**INSTRUCTION**
Locate every line below that contains the word "пожарного" and copy it.

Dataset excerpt
··········

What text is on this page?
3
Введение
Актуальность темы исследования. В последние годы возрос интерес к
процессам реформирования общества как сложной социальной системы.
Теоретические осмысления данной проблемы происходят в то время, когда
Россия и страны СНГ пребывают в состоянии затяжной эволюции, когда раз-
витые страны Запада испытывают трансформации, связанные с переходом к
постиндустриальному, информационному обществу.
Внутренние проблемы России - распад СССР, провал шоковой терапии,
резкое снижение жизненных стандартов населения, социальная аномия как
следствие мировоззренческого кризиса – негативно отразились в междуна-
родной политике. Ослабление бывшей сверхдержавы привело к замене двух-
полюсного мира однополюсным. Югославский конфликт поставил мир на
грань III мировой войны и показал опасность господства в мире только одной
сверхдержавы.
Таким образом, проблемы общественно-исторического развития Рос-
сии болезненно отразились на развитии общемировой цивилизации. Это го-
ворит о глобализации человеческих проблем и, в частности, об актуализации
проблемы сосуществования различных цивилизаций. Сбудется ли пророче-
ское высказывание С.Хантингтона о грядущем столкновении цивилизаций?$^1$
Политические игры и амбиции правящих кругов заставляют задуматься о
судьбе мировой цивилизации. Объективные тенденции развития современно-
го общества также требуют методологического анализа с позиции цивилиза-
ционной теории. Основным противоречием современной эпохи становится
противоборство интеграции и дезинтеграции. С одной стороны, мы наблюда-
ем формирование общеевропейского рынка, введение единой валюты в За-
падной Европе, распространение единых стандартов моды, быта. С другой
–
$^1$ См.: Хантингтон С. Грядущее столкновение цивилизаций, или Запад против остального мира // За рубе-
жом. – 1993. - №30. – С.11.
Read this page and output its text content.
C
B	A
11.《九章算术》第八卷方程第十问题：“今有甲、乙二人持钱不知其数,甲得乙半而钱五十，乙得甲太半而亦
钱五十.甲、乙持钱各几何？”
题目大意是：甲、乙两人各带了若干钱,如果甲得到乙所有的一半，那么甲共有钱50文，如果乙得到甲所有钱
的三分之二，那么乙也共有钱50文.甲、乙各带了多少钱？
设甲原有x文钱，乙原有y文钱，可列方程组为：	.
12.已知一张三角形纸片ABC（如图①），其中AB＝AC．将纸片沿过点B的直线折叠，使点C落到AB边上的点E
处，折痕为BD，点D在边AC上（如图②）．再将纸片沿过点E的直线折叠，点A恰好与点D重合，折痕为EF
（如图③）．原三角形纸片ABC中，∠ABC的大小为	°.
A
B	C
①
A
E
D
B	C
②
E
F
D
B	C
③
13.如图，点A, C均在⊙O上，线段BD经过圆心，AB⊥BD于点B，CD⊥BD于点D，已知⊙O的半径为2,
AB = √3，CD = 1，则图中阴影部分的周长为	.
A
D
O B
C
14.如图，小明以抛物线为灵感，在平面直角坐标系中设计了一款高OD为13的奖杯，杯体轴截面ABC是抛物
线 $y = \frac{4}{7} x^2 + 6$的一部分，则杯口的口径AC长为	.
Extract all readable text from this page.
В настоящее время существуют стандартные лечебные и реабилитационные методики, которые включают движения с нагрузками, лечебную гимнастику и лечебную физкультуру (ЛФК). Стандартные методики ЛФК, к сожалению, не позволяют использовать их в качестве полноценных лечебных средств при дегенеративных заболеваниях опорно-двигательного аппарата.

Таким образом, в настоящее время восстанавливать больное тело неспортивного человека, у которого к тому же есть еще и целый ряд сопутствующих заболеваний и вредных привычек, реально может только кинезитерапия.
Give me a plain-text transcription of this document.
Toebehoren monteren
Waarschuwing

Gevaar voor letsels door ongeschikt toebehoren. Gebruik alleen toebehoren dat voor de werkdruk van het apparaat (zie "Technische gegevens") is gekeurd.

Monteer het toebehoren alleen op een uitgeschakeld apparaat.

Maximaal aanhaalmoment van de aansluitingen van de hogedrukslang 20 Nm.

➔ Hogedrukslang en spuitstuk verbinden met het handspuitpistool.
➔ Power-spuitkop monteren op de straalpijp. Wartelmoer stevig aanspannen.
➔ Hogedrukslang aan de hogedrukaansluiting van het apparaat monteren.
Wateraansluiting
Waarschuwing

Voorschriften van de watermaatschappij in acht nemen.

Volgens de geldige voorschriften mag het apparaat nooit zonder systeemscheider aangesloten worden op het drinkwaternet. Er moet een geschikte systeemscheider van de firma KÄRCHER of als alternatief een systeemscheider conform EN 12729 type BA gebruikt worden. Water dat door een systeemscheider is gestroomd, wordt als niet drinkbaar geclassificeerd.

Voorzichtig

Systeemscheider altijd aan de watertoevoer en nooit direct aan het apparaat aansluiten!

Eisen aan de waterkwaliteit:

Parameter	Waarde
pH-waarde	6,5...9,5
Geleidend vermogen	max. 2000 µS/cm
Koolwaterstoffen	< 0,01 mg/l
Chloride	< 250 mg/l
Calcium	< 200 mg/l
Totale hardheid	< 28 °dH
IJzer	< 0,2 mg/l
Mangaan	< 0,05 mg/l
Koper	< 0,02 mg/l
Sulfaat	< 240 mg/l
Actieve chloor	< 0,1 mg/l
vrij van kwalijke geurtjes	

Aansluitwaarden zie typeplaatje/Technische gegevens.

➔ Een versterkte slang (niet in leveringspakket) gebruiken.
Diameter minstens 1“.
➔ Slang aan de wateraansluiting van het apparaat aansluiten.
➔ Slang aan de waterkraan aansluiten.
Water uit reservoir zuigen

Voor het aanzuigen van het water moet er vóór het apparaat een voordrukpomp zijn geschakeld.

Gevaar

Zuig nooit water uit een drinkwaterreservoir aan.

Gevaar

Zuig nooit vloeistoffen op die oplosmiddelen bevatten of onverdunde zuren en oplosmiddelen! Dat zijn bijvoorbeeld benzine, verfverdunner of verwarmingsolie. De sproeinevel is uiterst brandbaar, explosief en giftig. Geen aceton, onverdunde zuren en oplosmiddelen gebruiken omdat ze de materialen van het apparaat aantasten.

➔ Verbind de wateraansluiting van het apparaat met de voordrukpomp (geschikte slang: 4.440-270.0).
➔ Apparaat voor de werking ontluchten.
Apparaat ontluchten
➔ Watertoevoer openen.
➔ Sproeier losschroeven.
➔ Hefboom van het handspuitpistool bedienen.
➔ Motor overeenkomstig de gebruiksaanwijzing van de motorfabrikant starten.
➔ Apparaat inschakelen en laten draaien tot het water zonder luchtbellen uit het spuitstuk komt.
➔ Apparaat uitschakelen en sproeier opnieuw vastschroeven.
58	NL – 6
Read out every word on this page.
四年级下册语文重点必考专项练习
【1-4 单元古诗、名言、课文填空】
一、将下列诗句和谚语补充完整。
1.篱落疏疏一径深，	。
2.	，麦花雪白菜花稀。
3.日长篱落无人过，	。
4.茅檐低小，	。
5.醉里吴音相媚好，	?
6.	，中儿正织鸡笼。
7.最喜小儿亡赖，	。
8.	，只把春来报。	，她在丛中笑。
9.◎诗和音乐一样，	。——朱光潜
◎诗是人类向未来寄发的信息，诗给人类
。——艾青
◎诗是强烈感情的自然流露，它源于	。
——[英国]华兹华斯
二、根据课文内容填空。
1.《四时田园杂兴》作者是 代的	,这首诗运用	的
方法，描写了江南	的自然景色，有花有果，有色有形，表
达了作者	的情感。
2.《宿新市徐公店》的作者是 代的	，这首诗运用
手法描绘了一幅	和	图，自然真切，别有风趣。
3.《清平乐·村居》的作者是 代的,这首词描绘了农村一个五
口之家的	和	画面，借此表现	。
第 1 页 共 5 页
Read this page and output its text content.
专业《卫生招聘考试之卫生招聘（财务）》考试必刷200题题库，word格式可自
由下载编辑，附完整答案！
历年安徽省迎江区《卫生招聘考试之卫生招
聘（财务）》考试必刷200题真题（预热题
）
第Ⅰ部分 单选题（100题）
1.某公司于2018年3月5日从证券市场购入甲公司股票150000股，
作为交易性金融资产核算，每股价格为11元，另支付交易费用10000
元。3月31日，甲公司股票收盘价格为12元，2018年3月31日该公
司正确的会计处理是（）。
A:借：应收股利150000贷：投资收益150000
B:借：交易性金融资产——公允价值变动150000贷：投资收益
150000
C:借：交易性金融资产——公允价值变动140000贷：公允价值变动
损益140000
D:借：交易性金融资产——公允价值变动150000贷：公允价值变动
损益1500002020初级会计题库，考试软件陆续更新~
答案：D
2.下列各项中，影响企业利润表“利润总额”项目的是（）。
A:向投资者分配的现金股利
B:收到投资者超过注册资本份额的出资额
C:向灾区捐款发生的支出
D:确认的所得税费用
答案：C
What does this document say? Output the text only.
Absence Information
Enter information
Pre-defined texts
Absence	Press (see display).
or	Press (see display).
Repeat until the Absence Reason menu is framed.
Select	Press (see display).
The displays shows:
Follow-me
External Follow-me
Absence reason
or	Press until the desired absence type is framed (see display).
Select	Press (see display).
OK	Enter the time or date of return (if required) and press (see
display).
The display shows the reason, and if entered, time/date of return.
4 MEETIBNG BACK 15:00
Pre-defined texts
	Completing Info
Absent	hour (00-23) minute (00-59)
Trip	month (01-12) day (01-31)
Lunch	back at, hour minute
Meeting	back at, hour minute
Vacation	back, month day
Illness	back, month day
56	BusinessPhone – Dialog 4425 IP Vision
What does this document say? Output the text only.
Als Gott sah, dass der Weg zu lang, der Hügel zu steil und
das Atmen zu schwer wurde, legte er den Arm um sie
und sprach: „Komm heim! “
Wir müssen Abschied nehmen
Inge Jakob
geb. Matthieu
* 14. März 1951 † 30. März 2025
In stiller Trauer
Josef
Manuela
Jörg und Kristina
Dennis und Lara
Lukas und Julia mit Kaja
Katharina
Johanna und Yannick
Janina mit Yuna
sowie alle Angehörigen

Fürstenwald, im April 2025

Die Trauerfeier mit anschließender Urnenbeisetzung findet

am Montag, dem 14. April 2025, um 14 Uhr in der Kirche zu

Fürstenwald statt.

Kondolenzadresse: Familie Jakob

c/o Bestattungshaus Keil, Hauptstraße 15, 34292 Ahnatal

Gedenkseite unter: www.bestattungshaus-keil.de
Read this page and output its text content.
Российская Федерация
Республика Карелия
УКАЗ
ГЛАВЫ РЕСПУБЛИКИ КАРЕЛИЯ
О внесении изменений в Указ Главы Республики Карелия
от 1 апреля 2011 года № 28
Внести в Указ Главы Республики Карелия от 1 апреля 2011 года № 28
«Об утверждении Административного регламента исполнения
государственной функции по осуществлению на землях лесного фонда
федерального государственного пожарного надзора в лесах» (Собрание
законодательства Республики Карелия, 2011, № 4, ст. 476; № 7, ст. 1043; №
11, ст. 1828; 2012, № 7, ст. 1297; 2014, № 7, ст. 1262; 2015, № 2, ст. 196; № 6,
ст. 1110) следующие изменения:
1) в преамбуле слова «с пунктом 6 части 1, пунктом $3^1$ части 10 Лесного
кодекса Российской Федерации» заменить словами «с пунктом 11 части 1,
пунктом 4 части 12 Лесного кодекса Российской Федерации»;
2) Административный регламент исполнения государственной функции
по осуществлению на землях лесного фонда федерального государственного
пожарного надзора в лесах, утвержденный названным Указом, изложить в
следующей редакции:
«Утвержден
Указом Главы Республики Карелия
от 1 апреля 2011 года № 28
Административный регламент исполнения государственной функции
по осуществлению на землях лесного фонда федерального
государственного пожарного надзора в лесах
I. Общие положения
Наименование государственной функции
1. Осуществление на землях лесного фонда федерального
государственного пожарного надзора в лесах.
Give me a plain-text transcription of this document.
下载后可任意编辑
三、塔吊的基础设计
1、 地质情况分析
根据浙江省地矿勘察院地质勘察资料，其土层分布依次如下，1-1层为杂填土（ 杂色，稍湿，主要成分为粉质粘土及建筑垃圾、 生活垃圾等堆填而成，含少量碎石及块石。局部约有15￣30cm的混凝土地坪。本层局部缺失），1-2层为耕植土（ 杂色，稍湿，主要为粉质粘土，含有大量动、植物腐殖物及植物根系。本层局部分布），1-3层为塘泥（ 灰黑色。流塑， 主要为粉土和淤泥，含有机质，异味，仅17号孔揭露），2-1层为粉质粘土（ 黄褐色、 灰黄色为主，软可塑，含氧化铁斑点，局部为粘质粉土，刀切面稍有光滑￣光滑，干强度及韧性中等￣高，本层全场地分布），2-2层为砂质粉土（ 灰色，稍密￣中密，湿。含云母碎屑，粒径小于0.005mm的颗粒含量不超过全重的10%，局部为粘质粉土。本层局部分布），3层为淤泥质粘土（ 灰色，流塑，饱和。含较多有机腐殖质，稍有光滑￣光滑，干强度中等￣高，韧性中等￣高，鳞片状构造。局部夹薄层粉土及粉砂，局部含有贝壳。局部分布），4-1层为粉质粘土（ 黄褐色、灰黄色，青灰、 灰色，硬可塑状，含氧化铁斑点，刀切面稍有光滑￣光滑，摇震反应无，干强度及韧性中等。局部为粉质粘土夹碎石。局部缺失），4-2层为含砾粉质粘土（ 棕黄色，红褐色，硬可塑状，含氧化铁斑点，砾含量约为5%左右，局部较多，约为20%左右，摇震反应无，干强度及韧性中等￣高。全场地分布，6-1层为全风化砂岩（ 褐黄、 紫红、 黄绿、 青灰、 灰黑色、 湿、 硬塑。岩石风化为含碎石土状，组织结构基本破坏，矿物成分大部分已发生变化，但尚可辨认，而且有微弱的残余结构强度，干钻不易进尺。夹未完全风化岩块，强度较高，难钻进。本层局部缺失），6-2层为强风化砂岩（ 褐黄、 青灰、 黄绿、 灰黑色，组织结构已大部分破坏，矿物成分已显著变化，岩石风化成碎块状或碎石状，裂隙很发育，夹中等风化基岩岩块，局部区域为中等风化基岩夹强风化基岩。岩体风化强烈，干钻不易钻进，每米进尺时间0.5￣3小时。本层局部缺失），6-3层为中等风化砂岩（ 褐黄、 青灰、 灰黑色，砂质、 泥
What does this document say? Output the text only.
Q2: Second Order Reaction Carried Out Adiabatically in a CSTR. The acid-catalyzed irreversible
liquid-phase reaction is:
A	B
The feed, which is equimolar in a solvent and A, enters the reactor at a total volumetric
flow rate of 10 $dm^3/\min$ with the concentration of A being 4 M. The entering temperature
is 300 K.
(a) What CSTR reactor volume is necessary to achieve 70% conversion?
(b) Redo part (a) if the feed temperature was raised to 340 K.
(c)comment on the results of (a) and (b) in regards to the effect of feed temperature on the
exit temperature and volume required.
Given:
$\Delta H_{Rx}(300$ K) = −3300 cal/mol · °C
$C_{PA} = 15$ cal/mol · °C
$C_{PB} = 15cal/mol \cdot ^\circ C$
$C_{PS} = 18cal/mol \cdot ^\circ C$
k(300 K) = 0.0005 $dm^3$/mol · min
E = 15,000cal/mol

··········

**COMPLETED TASK**
федерального государственного пожарного надзора в лесах» (Собрание
пожарного надзора в лесах, утвержденный названным Указом, изложить в
государственного пожарного надзора в лесах
государственного пожарного надзора в лесах.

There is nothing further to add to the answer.